▸ WRITTEN PROBLEM: Below are entries. Pull out all lines containing "register".

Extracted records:
+++
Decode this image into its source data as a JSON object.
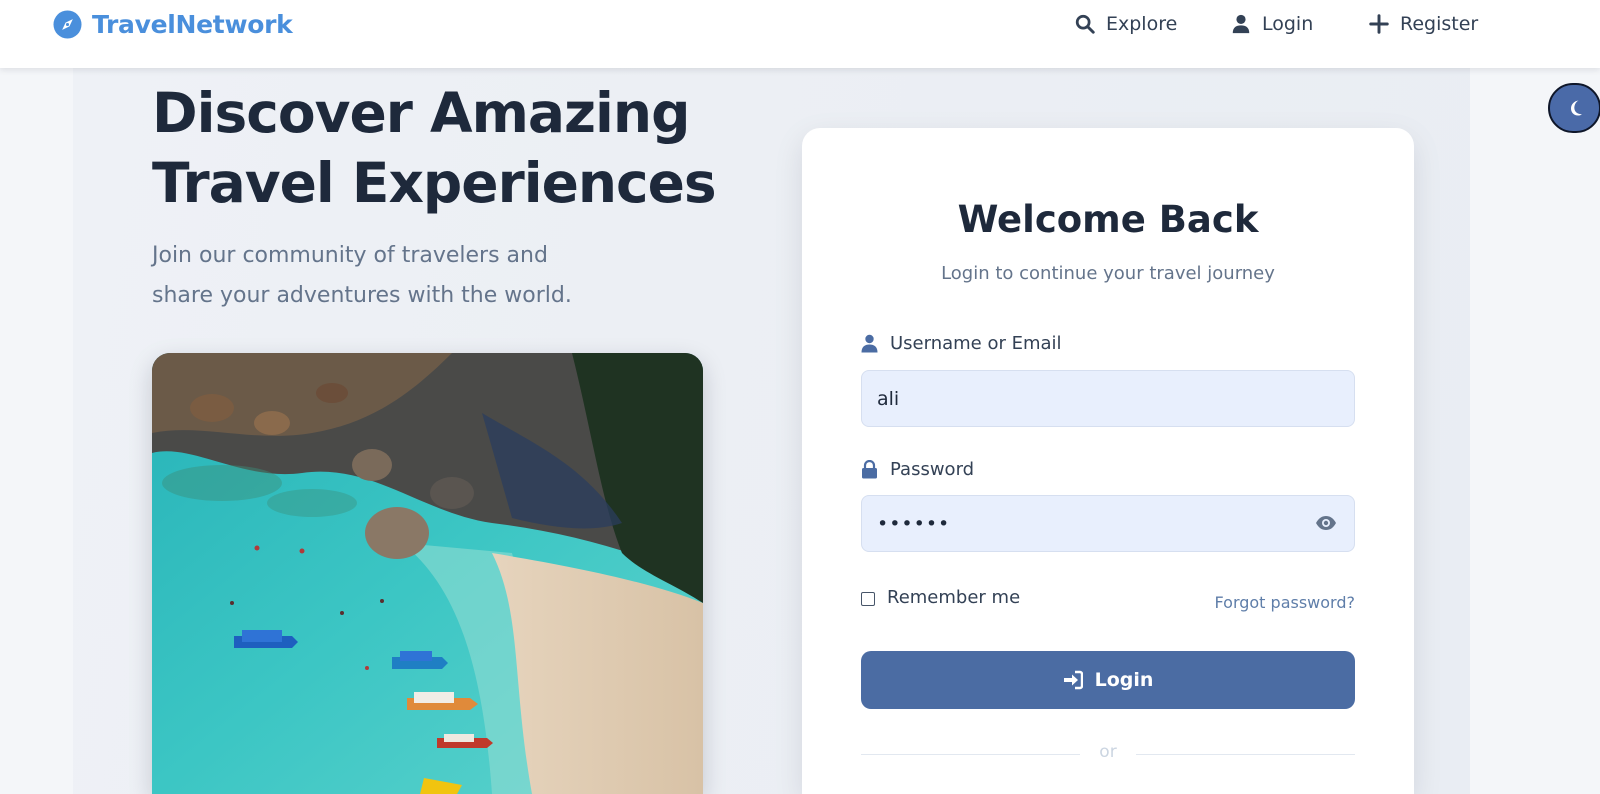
{
  "header": {
    "brand": "TravelNetwork",
    "nav": {
      "explore": "Explore",
      "login": "Login",
      "register": "Register"
    }
  },
  "hero": {
    "title_line1": "Discover Amazing",
    "title_line2": "Travel Experiences",
    "subtitle_line1": "Join our community of travelers and",
    "subtitle_line2": "share your adventures with the world."
  },
  "login_card": {
    "title": "Welcome Back",
    "subtitle": "Login to continue your travel journey",
    "username": {
      "label": "Username or Email",
      "value": "ali"
    },
    "password": {
      "label": "Password",
      "value": "••••••"
    },
    "remember_label": "Remember me",
    "forgot_link": "Forgot password?",
    "submit_label": "Login",
    "divider": "or"
  },
  "colors": {
    "brand": "#4a8fdc",
    "primary_button": "#4b6ca3",
    "input_background": "#e8effd",
    "link": "#5f7ea9"
  },
  "icons": {
    "brand": "compass-icon",
    "explore": "search-icon",
    "login": "user-icon",
    "register": "plus-icon",
    "username_field": "user-icon",
    "password_field": "lock-icon",
    "toggle_password": "eye-icon",
    "submit": "sign-in-icon",
    "theme_toggle": "moon-icon"
  }
}
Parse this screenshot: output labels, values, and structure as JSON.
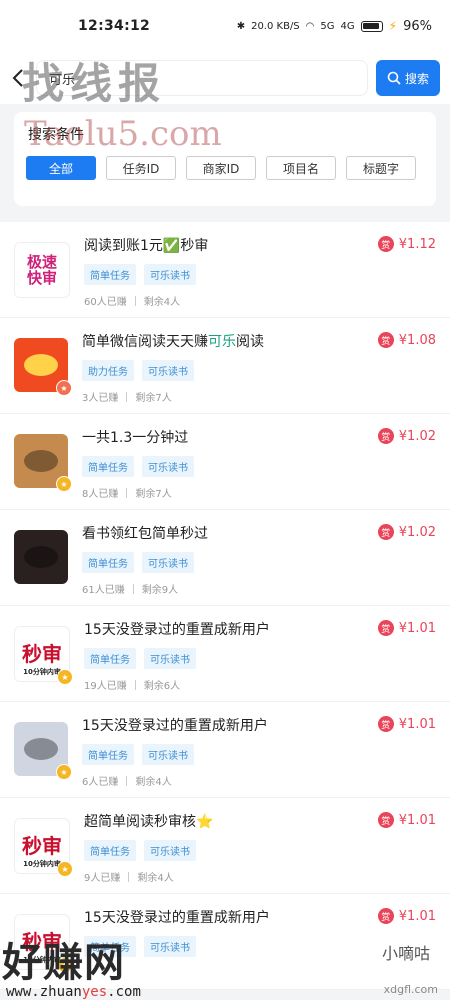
{
  "status": {
    "time": "12:34:12",
    "net_speed": "20.0 KB/S",
    "signal": "5G",
    "signal2": "4G",
    "battery": "96%"
  },
  "search": {
    "value": "可乐",
    "button_label": "搜索"
  },
  "watermarks": {
    "top": "找线报",
    "mid": "Taolu5.com",
    "bottom": "好赚网",
    "bottom_url_a": "www.zhuan",
    "bottom_url_b": "yes",
    "bottom_url_c": ".com",
    "bottom_right": "小嘀咕",
    "bottom_right_url": "xdgfl.com"
  },
  "filter": {
    "title": "搜索条件",
    "chips": [
      "全部",
      "任务ID",
      "商家ID",
      "项目名",
      "标题字"
    ]
  },
  "items": [
    {
      "title": "阅读到账1元✅秒审",
      "tags": [
        "简单任务",
        "可乐读书"
      ],
      "earned": "60人已赚",
      "remaining": "剩余4人",
      "price": "¥1.12",
      "thumb_text": "极速\n快审",
      "thumb_bg": "#ffffff",
      "thumb_color": "#d0207a",
      "badge": ""
    },
    {
      "title_a": "简单微信阅读天天赚",
      "title_b": "可乐",
      "title_c": "阅读",
      "tags": [
        "助力任务",
        "可乐读书"
      ],
      "earned": "3人已赚",
      "remaining": "剩余7人",
      "price": "¥1.08",
      "thumb_text": "",
      "thumb_bg": "#f04a20",
      "thumb_color": "#ffd24a",
      "badge": "red"
    },
    {
      "title": "一共1.3一分钟过",
      "tags": [
        "简单任务",
        "可乐读书"
      ],
      "earned": "8人已赚",
      "remaining": "剩余7人",
      "price": "¥1.02",
      "thumb_text": "",
      "thumb_bg": "#c58a4e",
      "thumb_color": "#000",
      "badge": "gold"
    },
    {
      "title": "看书领红包简单秒过",
      "tags": [
        "简单任务",
        "可乐读书"
      ],
      "earned": "61人已赚",
      "remaining": "剩余9人",
      "price": "¥1.02",
      "thumb_text": "",
      "thumb_bg": "#2a2020",
      "thumb_color": "#000",
      "badge": ""
    },
    {
      "title": "15天没登录过的重置成新用户",
      "tags": [
        "简单任务",
        "可乐读书"
      ],
      "earned": "19人已赚",
      "remaining": "剩余6人",
      "price": "¥1.01",
      "thumb_text": "秒审",
      "thumb_sub": "10分钟内审",
      "thumb_bg": "#ffffff",
      "thumb_color": "#c8102e",
      "badge": "gold"
    },
    {
      "title": "15天没登录过的重置成新用户",
      "tags": [
        "简单任务",
        "可乐读书"
      ],
      "earned": "6人已赚",
      "remaining": "剩余4人",
      "price": "¥1.01",
      "thumb_text": "",
      "thumb_bg": "#cfd6e2",
      "thumb_color": "#000",
      "badge": "gold"
    },
    {
      "title": "超简单阅读秒审核⭐",
      "tags": [
        "简单任务",
        "可乐读书"
      ],
      "earned": "9人已赚",
      "remaining": "剩余4人",
      "price": "¥1.01",
      "thumb_text": "秒审",
      "thumb_sub": "10分钟内审",
      "thumb_bg": "#ffffff",
      "thumb_color": "#c8102e",
      "badge": "gold"
    },
    {
      "title": "15天没登录过的重置成新用户",
      "tags": [
        "简单任务",
        "可乐读书"
      ],
      "earned": "",
      "remaining": "",
      "price": "¥1.01",
      "thumb_text": "秒审",
      "thumb_sub": "10分钟内审",
      "thumb_bg": "#ffffff",
      "thumb_color": "#c8102e",
      "badge": "gold"
    }
  ],
  "reward_icon": "赏"
}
+++
▸ ANSWER FOR THE TASK:
      "register": "Register"
    "register": "plus-icon",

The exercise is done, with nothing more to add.